Extracted entries:
──────

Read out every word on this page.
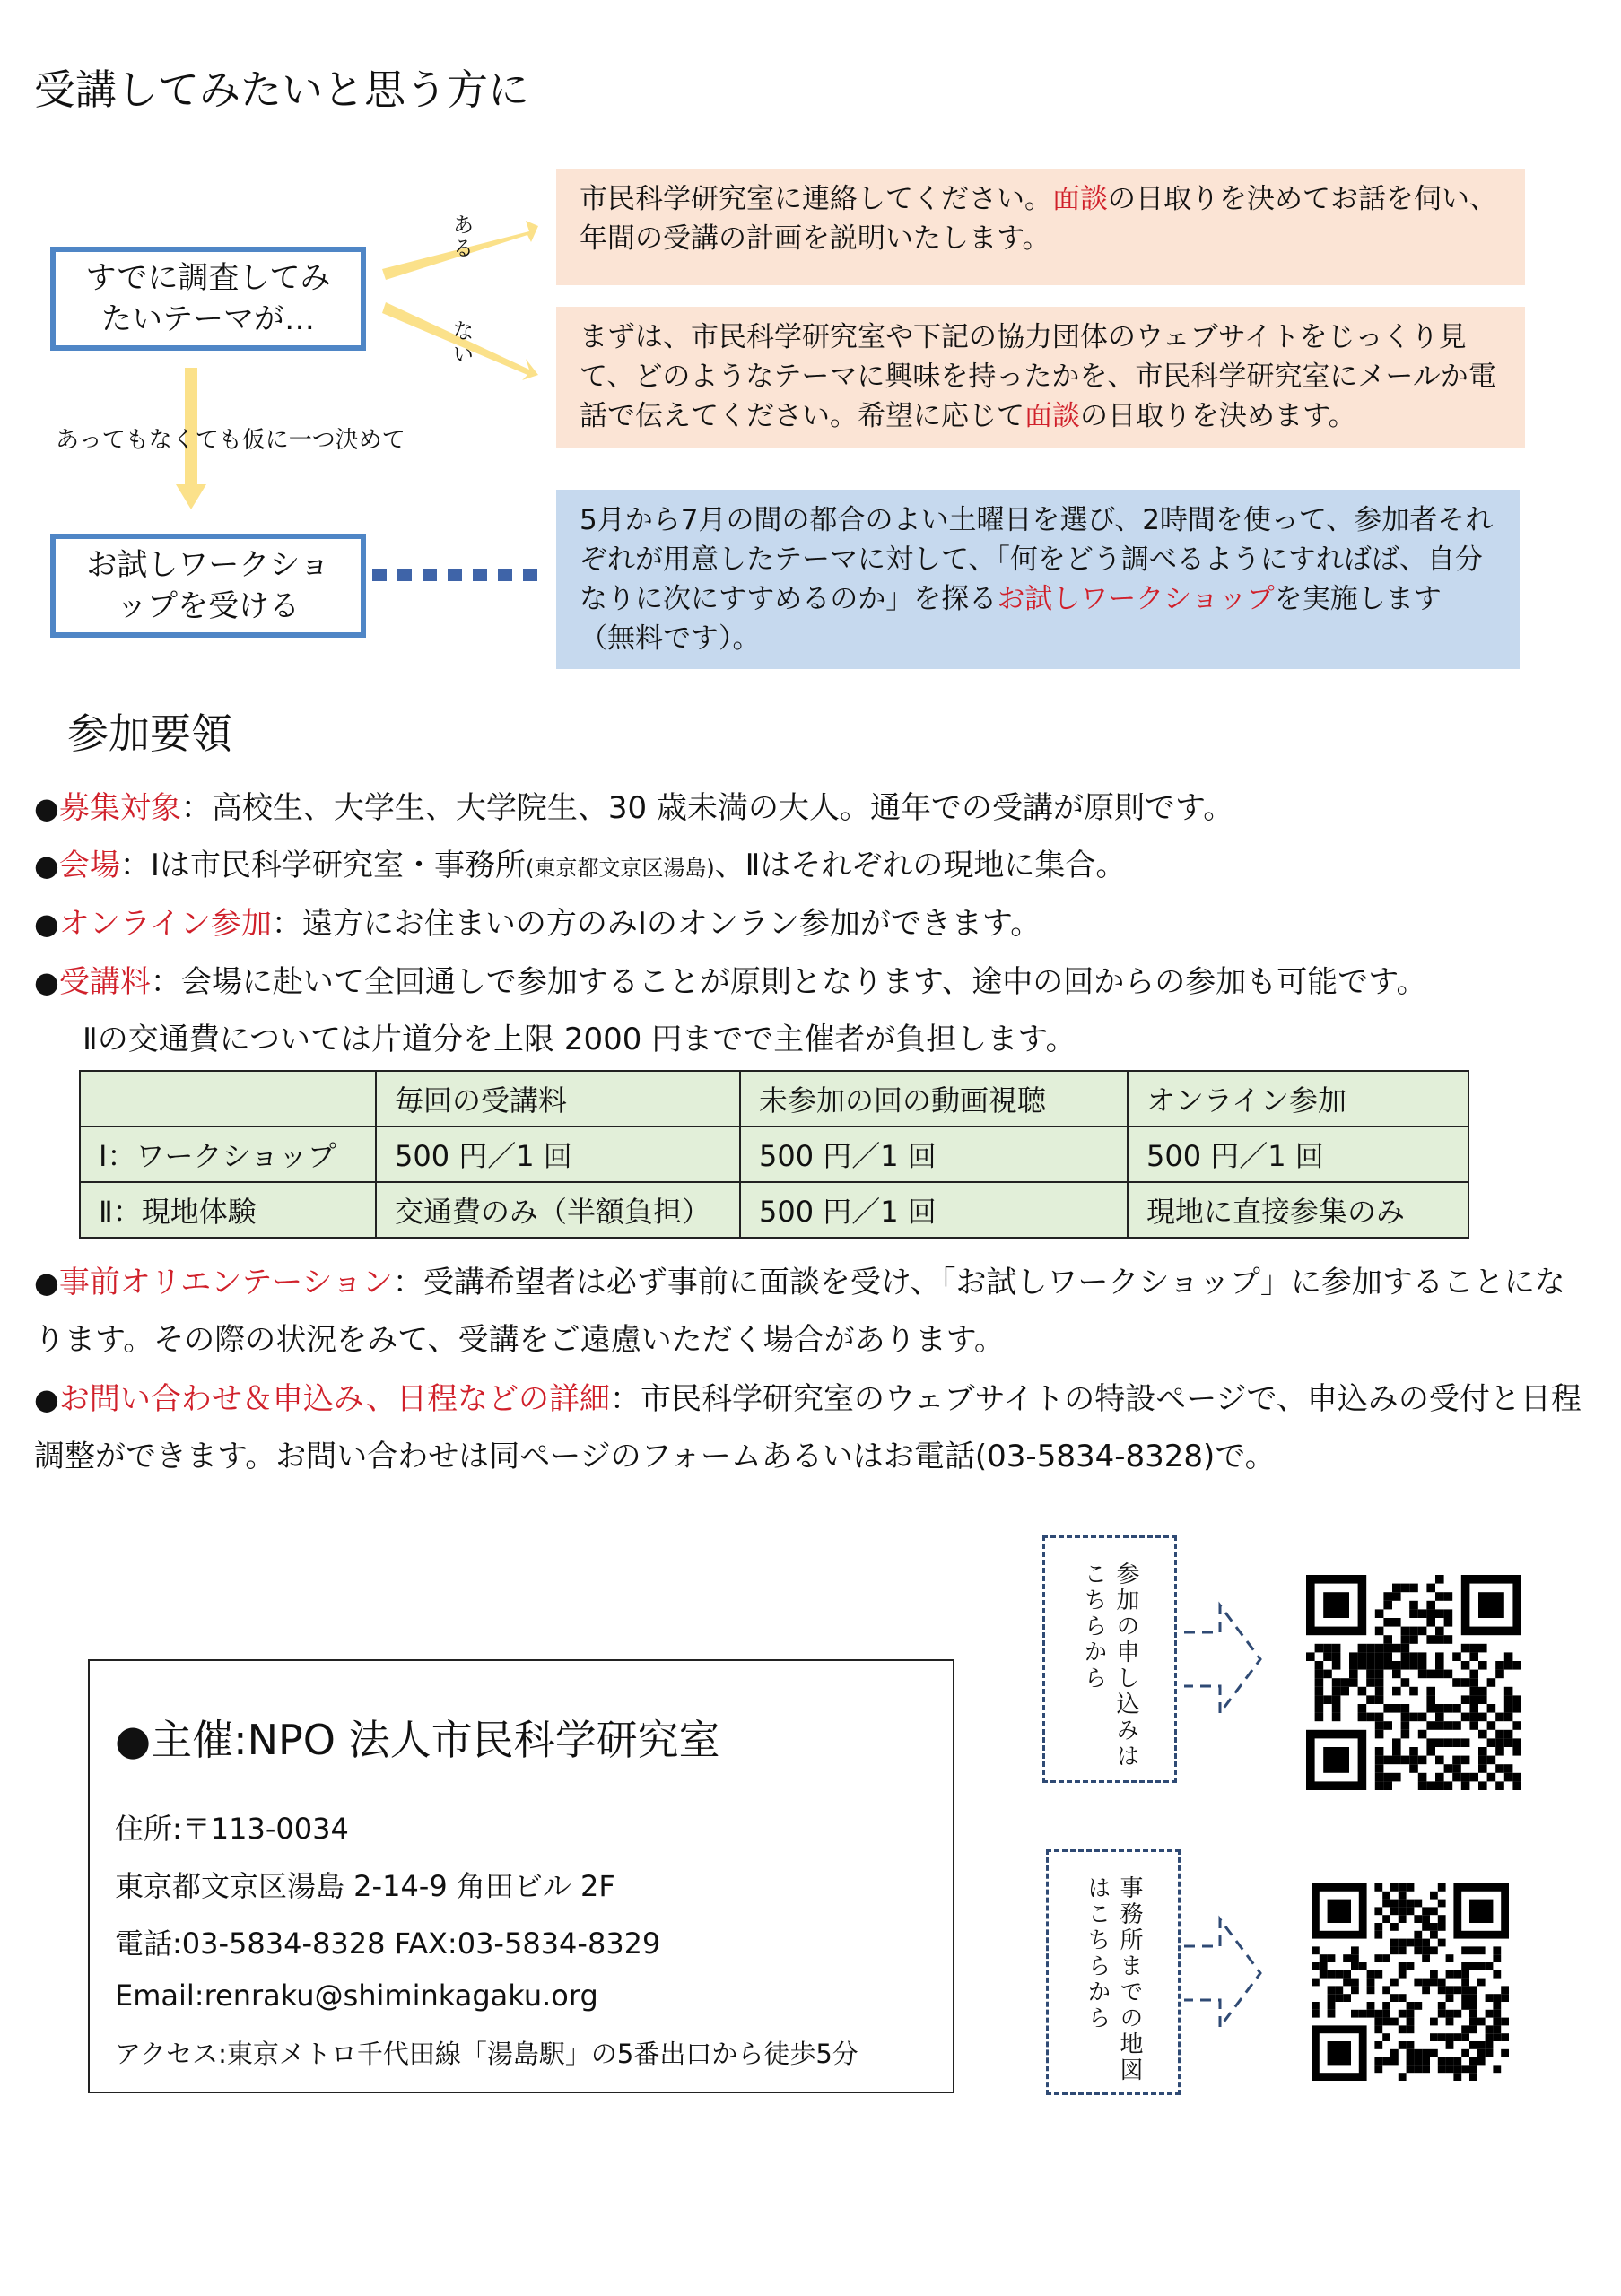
受講してみたいと思う方に
すでに調査してみたいテーマが…
ある
ない
あってもなくても仮に一つ決めて
お試しワークショップを受ける
市民科学研究室に連絡してください。面談の日取りを決めてお話を伺い、年間の受講の計画を説明いたします。
まずは、市民科学研究室や下記の協力団体のウェブサイトをじっくり見て、どのようなテーマに興味を持ったかを、市民科学研究室にメールか電話で伝えてください。希望に応じて面談の日取りを決めます。
5月から7月の間の都合のよい土曜日を選び、2時間を使って、参加者それぞれが用意したテーマに対して、「何をどう調べるようにすればば、自分なりに次にすすめるのか」を探るお試しワークショップを実施します（無料です）。
参加要領
●募集対象：高校生、大学生、大学院生、30 歳未満の大人。通年での受講が原則です。
●会場：Ⅰは市民科学研究室・事務所(東京都文京区湯島)、Ⅱはそれぞれの現地に集合。
●オンライン参加：遠方にお住まいの方のみⅠのオンラン参加ができます。
●受講料：会場に赴いて全回通しで参加することが原則となります、途中の回からの参加も可能です。
Ⅱの交通費については片道分を上限 2000 円までで主催者が負担します。
	毎回の受講料	未参加の回の動画視聴	オンライン参加
Ⅰ：ワークショップ	500 円／1 回	500 円／1 回	500 円／1 回
Ⅱ：現地体験	交通費のみ（半額負担）	500 円／1 回	現地に直接参集のみ
●事前オリエンテーション：受講希望者は必ず事前に面談を受け、「お試しワークショップ」に参加することになります。その際の状況をみて、受講をご遠慮いただく場合があります。
●お問い合わせ＆申込み、日程などの詳細：市民科学研究室のウェブサイトの特設ページで、申込みの受付と日程調整ができます。お問い合わせは同ページのフォームあるいはお電話(03-5834-8328)で。
●主催:NPO 法人市民科学研究室
住所:〒113-0034
東京都文京区湯島 2-14-9 角田ビル 2F
電話:03-5834-8328 FAX:03-5834-8329
Email:renraku@shiminkagaku.org
アクセス:東京メトロ千代田線「湯島駅」の5番出口から徒歩5分
参加の申し込みはこちらから
事務所までの地図はこちらから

──────

Directions: In the entries above, some lines may contain the string "オンライン参加"; report how many, without additional comment.

Written answer: 2